## Given exercise
Pull out every line containing the string "failed".
======== Exercise data ========
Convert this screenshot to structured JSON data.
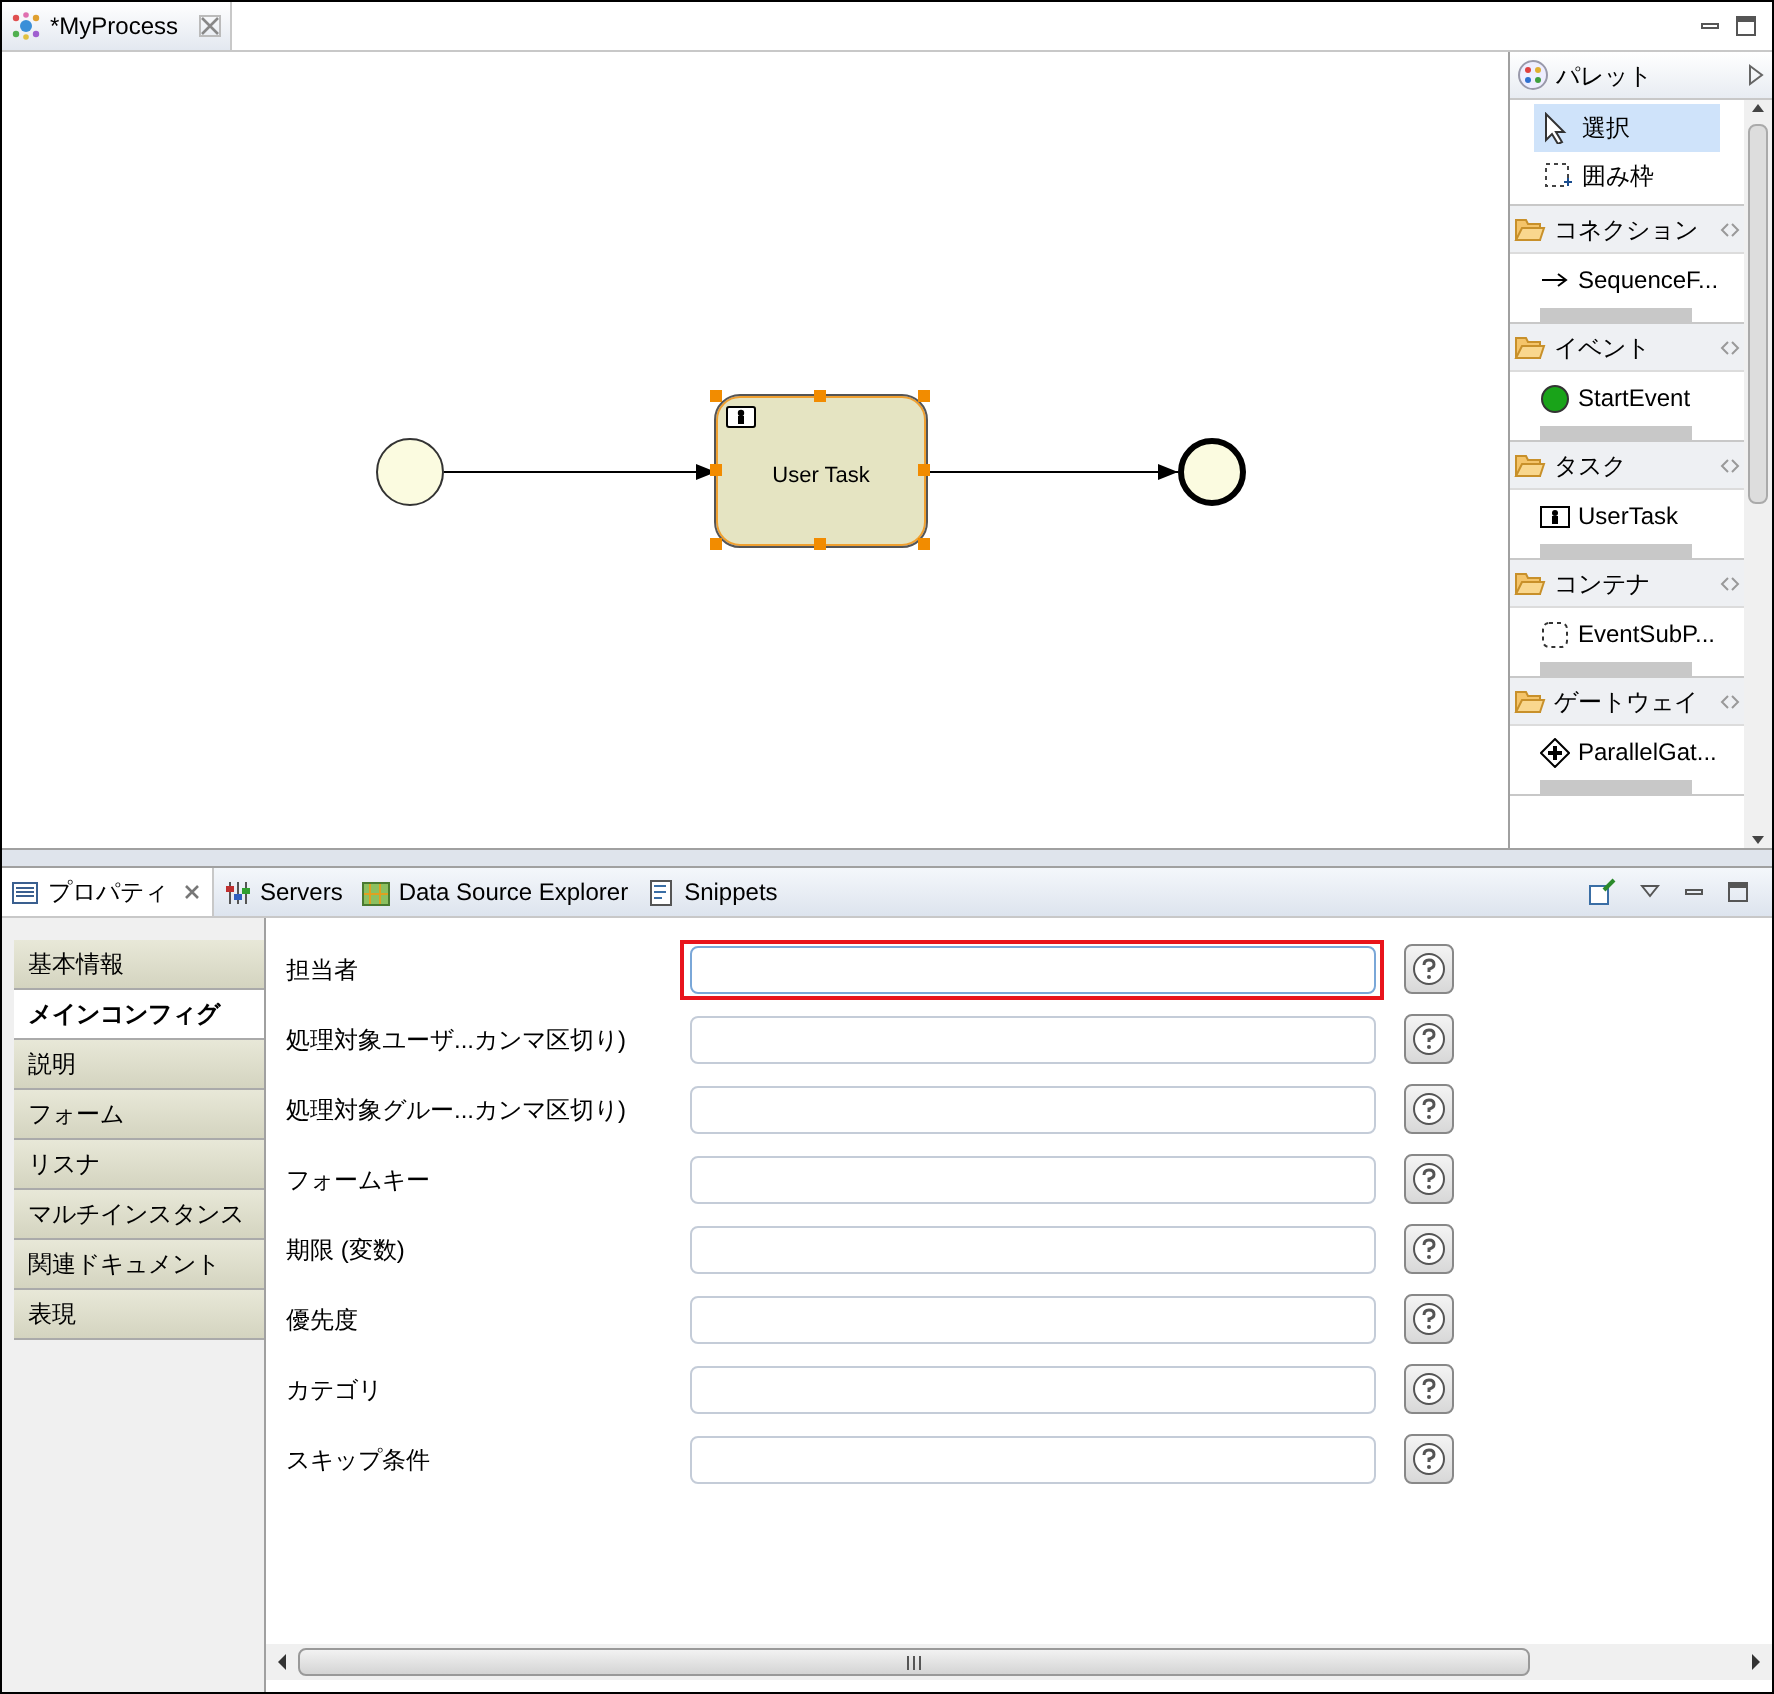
{
  "editor_tab": {
    "title": "*MyProcess"
  },
  "diagram": {
    "nodes": [
      {
        "kind": "start_event"
      },
      {
        "kind": "user_task",
        "label": "User Task",
        "selected": true
      },
      {
        "kind": "end_event"
      }
    ]
  },
  "palette": {
    "title": "パレット",
    "tools": [
      {
        "kind": "select",
        "label": "選択",
        "selected": true
      },
      {
        "kind": "marquee",
        "label": "囲み枠",
        "selected": false
      }
    ],
    "drawers": [
      {
        "label": "コネクション",
        "items": [
          {
            "kind": "arrow",
            "label": "SequenceF..."
          }
        ]
      },
      {
        "label": "イベント",
        "items": [
          {
            "kind": "start",
            "label": "StartEvent"
          }
        ]
      },
      {
        "label": "タスク",
        "items": [
          {
            "kind": "task",
            "label": "UserTask"
          }
        ]
      },
      {
        "label": "コンテナ",
        "items": [
          {
            "kind": "subprocess",
            "label": "EventSubP..."
          }
        ]
      },
      {
        "label": "ゲートウェイ",
        "items": [
          {
            "kind": "gateway",
            "label": "ParallelGat..."
          }
        ]
      }
    ]
  },
  "view_tabs": [
    {
      "kind": "properties",
      "label": "プロパティ",
      "selected": true
    },
    {
      "kind": "servers",
      "label": "Servers",
      "selected": false
    },
    {
      "kind": "datasource",
      "label": "Data Source Explorer",
      "selected": false
    },
    {
      "kind": "snippets",
      "label": "Snippets",
      "selected": false
    }
  ],
  "sections": [
    {
      "label": "基本情報",
      "selected": false
    },
    {
      "label": "メインコンフィグ",
      "selected": true
    },
    {
      "label": "説明",
      "selected": false
    },
    {
      "label": "フォーム",
      "selected": false
    },
    {
      "label": "リスナ",
      "selected": false
    },
    {
      "label": "マルチインスタンス",
      "selected": false
    },
    {
      "label": "関連ドキュメント",
      "selected": false
    },
    {
      "label": "表現",
      "selected": false
    }
  ],
  "fields": [
    {
      "label": "担当者",
      "highlighted": true
    },
    {
      "label": "処理対象ユーザ...カンマ区切り)",
      "highlighted": false
    },
    {
      "label": "処理対象グルー...カンマ区切り)",
      "highlighted": false
    },
    {
      "label": "フォームキー",
      "highlighted": false
    },
    {
      "label": "期限 (変数)",
      "highlighted": false
    },
    {
      "label": "優先度",
      "highlighted": false
    },
    {
      "label": "カテゴリ",
      "highlighted": false
    },
    {
      "label": "スキップ条件",
      "highlighted": false
    }
  ]
}
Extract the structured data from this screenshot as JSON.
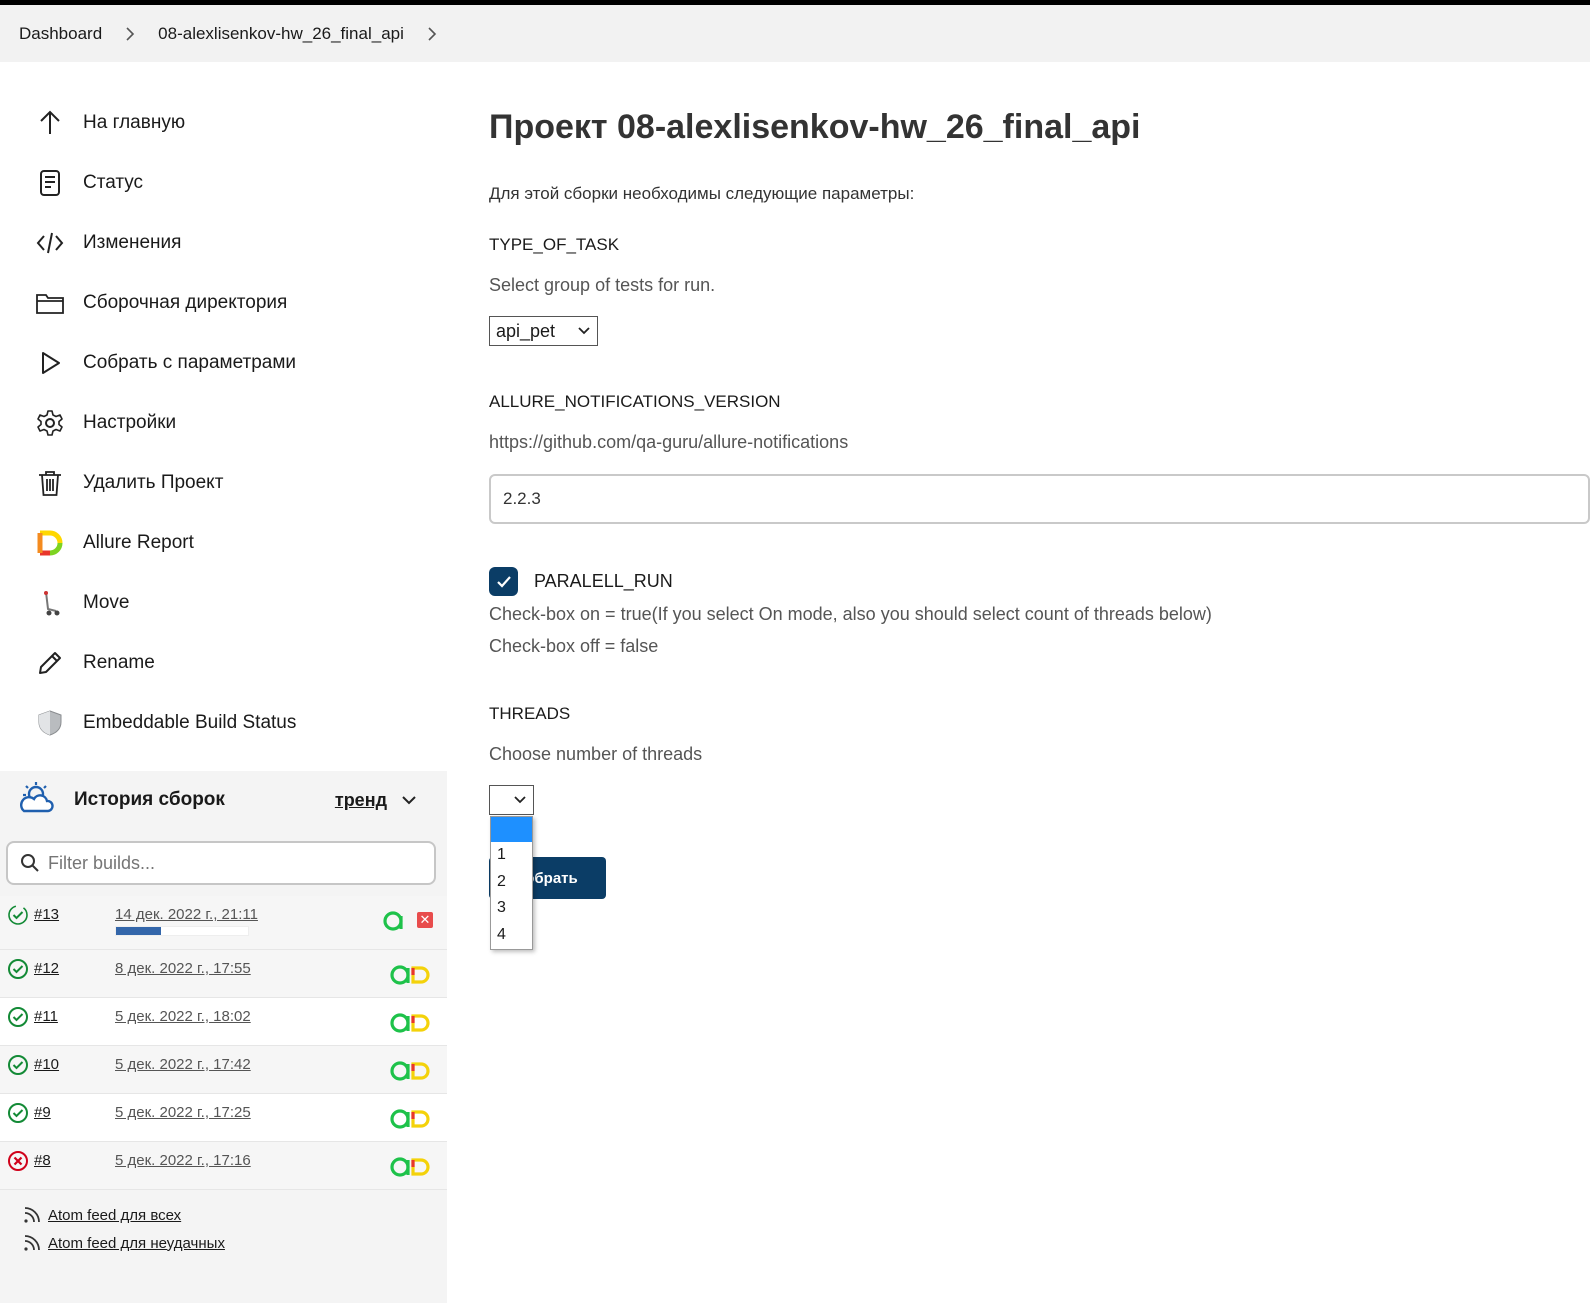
{
  "breadcrumb": {
    "dashboard": "Dashboard",
    "project": "08-alexlisenkov-hw_26_final_api"
  },
  "sidebar": {
    "items": [
      {
        "label": "На главную",
        "icon": "arrow-up-icon"
      },
      {
        "label": "Статус",
        "icon": "document-icon"
      },
      {
        "label": "Изменения",
        "icon": "code-icon"
      },
      {
        "label": "Сборочная директория",
        "icon": "folder-icon"
      },
      {
        "label": "Собрать с параметрами",
        "icon": "play-icon"
      },
      {
        "label": "Настройки",
        "icon": "gear-icon"
      },
      {
        "label": "Удалить Проект",
        "icon": "trash-icon"
      },
      {
        "label": "Allure Report",
        "icon": "allure-icon"
      },
      {
        "label": "Move",
        "icon": "move-icon"
      },
      {
        "label": "Rename",
        "icon": "pencil-icon"
      },
      {
        "label": "Embeddable Build Status",
        "icon": "shield-icon"
      }
    ]
  },
  "history": {
    "title": "История сборок",
    "trend": "тренд",
    "filter_placeholder": "Filter builds...",
    "builds": [
      {
        "num": "#13",
        "date": "14 дек. 2022 г., 21:11",
        "status": "running",
        "progress": 0.34
      },
      {
        "num": "#12",
        "date": "8 дек. 2022 г., 17:55",
        "status": "success"
      },
      {
        "num": "#11",
        "date": "5 дек. 2022 г., 18:02",
        "status": "success"
      },
      {
        "num": "#10",
        "date": "5 дек. 2022 г., 17:42",
        "status": "success"
      },
      {
        "num": "#9",
        "date": "5 дек. 2022 г., 17:25",
        "status": "success"
      },
      {
        "num": "#8",
        "date": "5 дек. 2022 г., 17:16",
        "status": "failed"
      }
    ],
    "feeds": {
      "all": "Atom feed для всех",
      "failed": "Atom feed для неудачных"
    }
  },
  "main": {
    "title": "Проект 08-alexlisenkov-hw_26_final_api",
    "intro": "Для этой сборки необходимы следующие параметры:",
    "type_of_task": {
      "name": "TYPE_OF_TASK",
      "desc": "Select group of tests for run.",
      "value": "api_pet"
    },
    "allure": {
      "name": "ALLURE_NOTIFICATIONS_VERSION",
      "desc": "https://github.com/qa-guru/allure-notifications",
      "value": "2.2.3"
    },
    "paralell": {
      "name": "PARALELL_RUN",
      "checked": true,
      "desc1": "Check-box on = true(If you select On mode, also you should select count of threads below)",
      "desc2": "Check-box off = false"
    },
    "threads": {
      "name": "THREADS",
      "desc": "Choose number of threads",
      "value": "",
      "options": [
        "",
        "1",
        "2",
        "3",
        "4"
      ]
    },
    "build_button": "обрать"
  },
  "colors": {
    "accent": "#0b3d66",
    "success": "#138a36",
    "failed": "#d0021b",
    "dropdown_selected": "#1e90ff"
  }
}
========
## Finished task
        "status": "failed"
      "failed": "Atom feed для неудачных"
    "failed": "#d0021b",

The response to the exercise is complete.